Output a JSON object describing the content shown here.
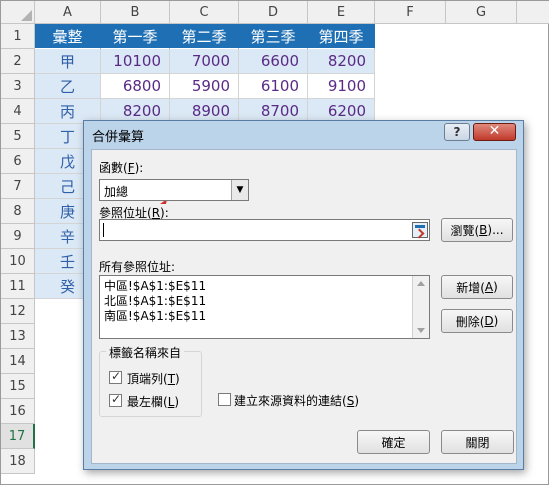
{
  "columns": [
    "A",
    "B",
    "C",
    "D",
    "E",
    "F",
    "G"
  ],
  "rows": [
    "1",
    "2",
    "3",
    "4",
    "5",
    "6",
    "7",
    "8",
    "9",
    "10",
    "11",
    "12",
    "13",
    "14",
    "15",
    "16",
    "17",
    "18"
  ],
  "selected_row": "17",
  "table": {
    "header": [
      "彙整",
      "第一季",
      "第二季",
      "第三季",
      "第四季"
    ],
    "names": [
      "甲",
      "乙",
      "丙",
      "丁",
      "戊",
      "己",
      "庚",
      "辛",
      "壬",
      "癸"
    ],
    "values": [
      [
        "10100",
        "7000",
        "6600",
        "8200"
      ],
      [
        "6800",
        "5900",
        "6100",
        "9100"
      ],
      [
        "8200",
        "8900",
        "8700",
        "6200"
      ]
    ]
  },
  "dialog": {
    "title": "合併彙算",
    "help_label": "?",
    "close_label": "✕",
    "function_label": "函數(",
    "function_hotkey": "F",
    "function_label_end": "):",
    "function_value": "加總",
    "reference_label": "參照位址(",
    "reference_hotkey": "R",
    "reference_label_end": "):",
    "reference_value": "",
    "browse_label": "瀏覽(",
    "browse_hotkey": "B",
    "browse_label_end": ")...",
    "all_refs_label": "所有參照位址:",
    "all_refs": [
      "中區!$A$1:$E$11",
      "北區!$A$1:$E$11",
      "南區!$A$1:$E$11"
    ],
    "add_label": "新增(",
    "add_hotkey": "A",
    "add_label_end": ")",
    "delete_label": "刪除(",
    "delete_hotkey": "D",
    "delete_label_end": ")",
    "group_title": "標籤名稱來自",
    "top_row_label": "頂端列(",
    "top_row_hotkey": "T",
    "top_row_label_end": ")",
    "left_col_label": "最左欄(",
    "left_col_hotkey": "L",
    "left_col_label_end": ")",
    "link_label": "建立來源資料的連結(",
    "link_hotkey": "S",
    "link_label_end": ")",
    "ok_label": "確定",
    "close_button_label": "關閉",
    "top_row_checked": true,
    "left_col_checked": true,
    "link_checked": false
  },
  "colors": {
    "header_fill": "#1f6fb5",
    "band_fill": "#dbe8f5",
    "number_text": "#5a2a86",
    "name_text": "#3060a8",
    "pointer_arrow": "#d0312d"
  }
}
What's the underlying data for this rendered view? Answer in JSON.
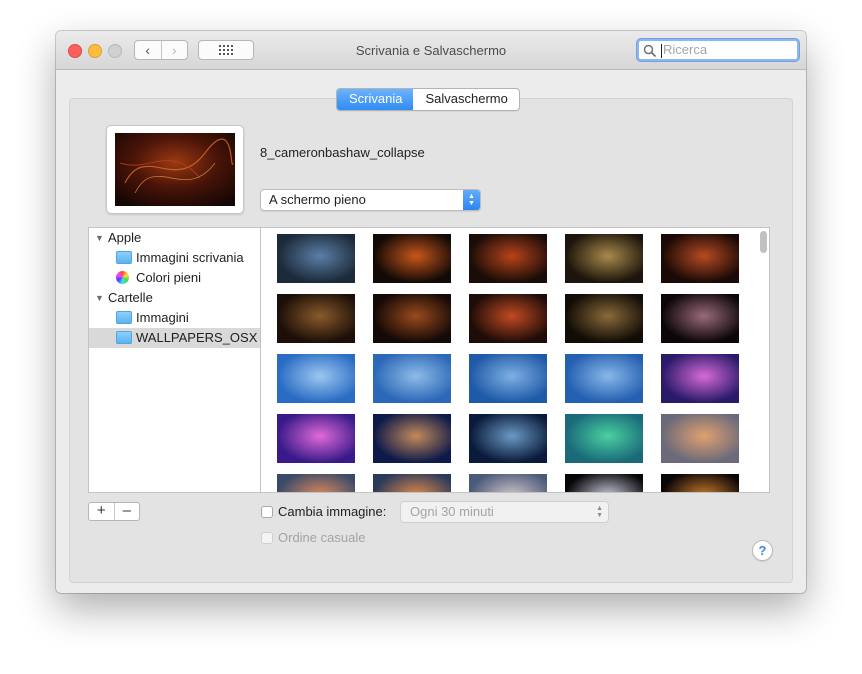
{
  "window": {
    "title": "Scrivania e Salvaschermo",
    "nav_back": "‹",
    "nav_forward": "›"
  },
  "search": {
    "placeholder": "Ricerca"
  },
  "tabs": [
    {
      "label": "Scrivania",
      "active": true
    },
    {
      "label": "Salvaschermo",
      "active": false
    }
  ],
  "current": {
    "image_name": "8_cameronbashaw_collapse",
    "fit_option": "A schermo pieno"
  },
  "sidebar": {
    "sections": [
      {
        "label": "Apple",
        "items": [
          {
            "label": "Immagini scrivania",
            "icon": "folder-icon"
          },
          {
            "label": "Colori pieni",
            "icon": "color-wheel-icon"
          }
        ]
      },
      {
        "label": "Cartelle",
        "items": [
          {
            "label": "Immagini",
            "icon": "camera-folder-icon"
          },
          {
            "label": "WALLPAPERS_OSX",
            "icon": "folder-icon",
            "selected": true
          }
        ]
      }
    ]
  },
  "thumbnails": [
    [
      "#1c2a3a",
      "#5b7fa6"
    ],
    [
      "#120a06",
      "#c8561a"
    ],
    [
      "#1a0d08",
      "#b9431a"
    ],
    [
      "#1d150c",
      "#a88a4a"
    ],
    [
      "#1a0906",
      "#b64a22"
    ],
    [
      "#1b0f08",
      "#8a5a2a"
    ],
    [
      "#140906",
      "#9a4a1e"
    ],
    [
      "#1e0c08",
      "#c24a22"
    ],
    [
      "#120c06",
      "#8a6a3a"
    ],
    [
      "#0c0608",
      "#9a6a7a"
    ],
    [
      "#2a6cc4",
      "#9cc8f0"
    ],
    [
      "#2c68b8",
      "#8ebce8"
    ],
    [
      "#1f5aa8",
      "#7fb0e4"
    ],
    [
      "#2460b0",
      "#88b8ea"
    ],
    [
      "#2a1a6a",
      "#d66ad6"
    ],
    [
      "#3a1a8a",
      "#e06ad8"
    ],
    [
      "#0e1a4a",
      "#c48a5a"
    ],
    [
      "#0a1a3a",
      "#6a9ac4"
    ],
    [
      "#1a6a7a",
      "#4ad0a0"
    ],
    [
      "#6a6a7a",
      "#e0a070"
    ],
    [
      "#3a4a6a",
      "#e08a5a"
    ],
    [
      "#2a3a5a",
      "#e48a4a"
    ],
    [
      "#4a5a7a",
      "#d0c4c8"
    ],
    [
      "#060608",
      "#c8c8d8"
    ],
    [
      "#0a0608",
      "#c87a2a"
    ]
  ],
  "bottom": {
    "add_label": "+",
    "remove_label": "–",
    "change_label": "Cambia immagine:",
    "interval": "Ogni 30 minuti",
    "random_label": "Ordine casuale",
    "help_label": "?"
  },
  "colors": {
    "accent": "#2f8bf4",
    "selection": "#d9d9d9"
  }
}
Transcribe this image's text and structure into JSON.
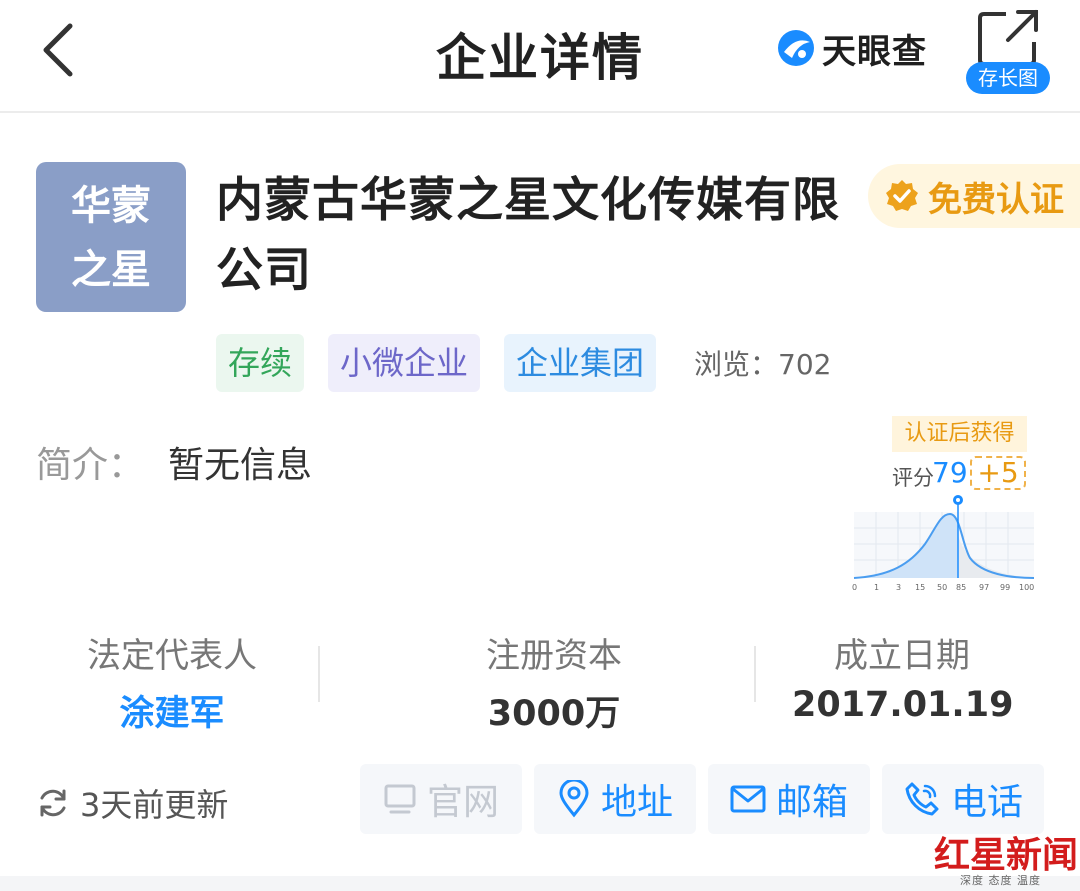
{
  "header": {
    "title": "企业详情",
    "brand": "天眼查",
    "share_label": "存长图"
  },
  "company": {
    "logo_line1": "华蒙",
    "logo_line2": "之星",
    "name": "内蒙古华蒙之星文化传媒有限公司",
    "verify_label": "免费认证",
    "tags": [
      "存续",
      "小微企业",
      "企业集团"
    ],
    "views": "浏览：702",
    "intro_key": "简介：",
    "intro_value": "暂无信息"
  },
  "score": {
    "tip": "认证后获得",
    "label": "评分",
    "value": "79",
    "bonus": "+5",
    "axis_ticks": [
      "0",
      "1",
      "3",
      "15",
      "50",
      "85",
      "97",
      "99",
      "100"
    ]
  },
  "info": {
    "legal_rep_key": "法定代表人",
    "legal_rep_value": "涂建军",
    "capital_key": "注册资本",
    "capital_value": "3000万",
    "founded_key": "成立日期",
    "founded_value": "2017.01.19"
  },
  "actions": {
    "update": "3天前更新",
    "website": "官网",
    "address": "地址",
    "email": "邮箱",
    "phone": "电话"
  },
  "watermark": {
    "title": "红星新闻",
    "sub": "深度 态度 温度"
  },
  "colors": {
    "accent": "#1a8cff",
    "verify": "#e89a12",
    "logo_bg": "#8a9ec7"
  }
}
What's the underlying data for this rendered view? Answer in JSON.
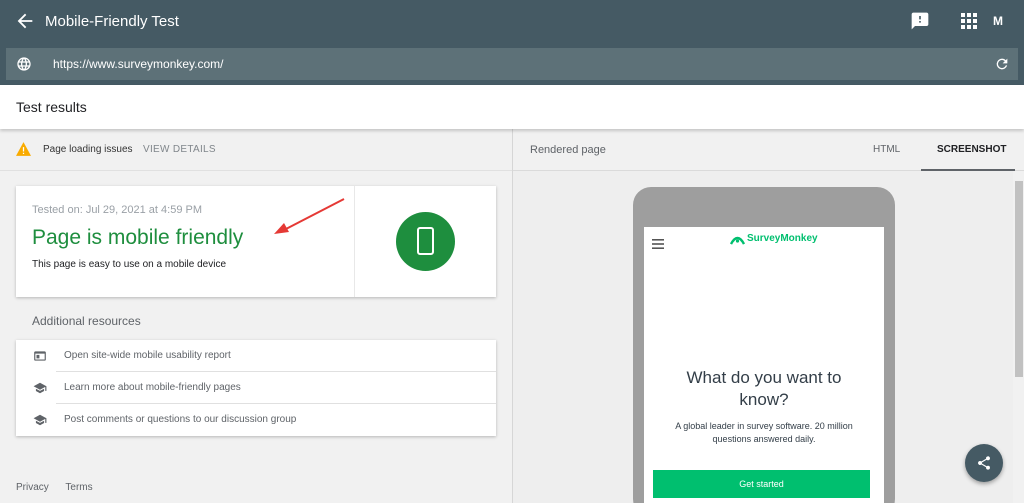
{
  "appbar": {
    "title": "Mobile-Friendly Test",
    "back_icon": "arrow-left-icon",
    "feedback_icon": "feedback-icon",
    "apps_icon": "apps-grid-icon",
    "avatar_letter": "M"
  },
  "urlbar": {
    "url": "https://www.surveymonkey.com/",
    "globe_icon": "globe-icon",
    "reload_icon": "refresh-icon"
  },
  "results": {
    "title": "Test results"
  },
  "issues": {
    "label": "Page loading issues",
    "view_details": "VIEW DETAILS",
    "icon": "warning-icon"
  },
  "result_card": {
    "tested_on": "Tested on: Jul 29, 2021 at 4:59 PM",
    "headline": "Page is mobile friendly",
    "subtext": "This page is easy to use on a mobile device",
    "icon": "phone-icon"
  },
  "additional": {
    "title": "Additional resources",
    "items": [
      {
        "label": "Open site-wide mobile usability report",
        "icon": "report-icon"
      },
      {
        "label": "Learn more about mobile-friendly pages",
        "icon": "school-icon"
      },
      {
        "label": "Post comments or questions to our discussion group",
        "icon": "school-icon"
      }
    ]
  },
  "footer": {
    "privacy": "Privacy",
    "terms": "Terms"
  },
  "right_panel": {
    "rendered_label": "Rendered page",
    "tabs": [
      {
        "label": "HTML"
      },
      {
        "label": "SCREENSHOT",
        "active": true
      }
    ]
  },
  "preview": {
    "brand": "SurveyMonkey",
    "headline": "What do you want to know?",
    "description": "A global leader in survey software. 20 million questions answered daily.",
    "cta": "Get started",
    "brand_color": "#00bf6f"
  },
  "colors": {
    "appbar": "#455a64",
    "success": "#1e8e3e",
    "warning": "#f9ab00"
  }
}
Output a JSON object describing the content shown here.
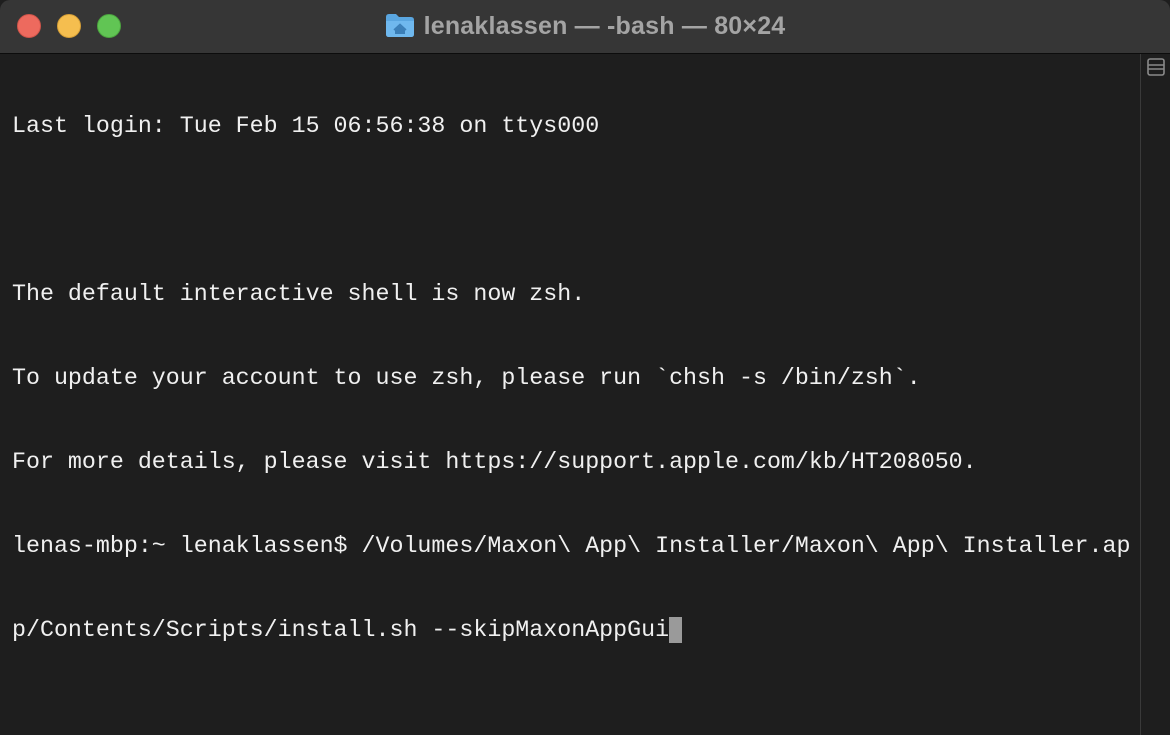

:: WHAT IS BEING ASKED ::
Pick out every line with the string "questions" and copy it.

:: CORRECT OUTPUT ::
        "label": "Post comments or questions to our discussion group",
    "description": "A global leader in survey software. 20 million questions answered daily.",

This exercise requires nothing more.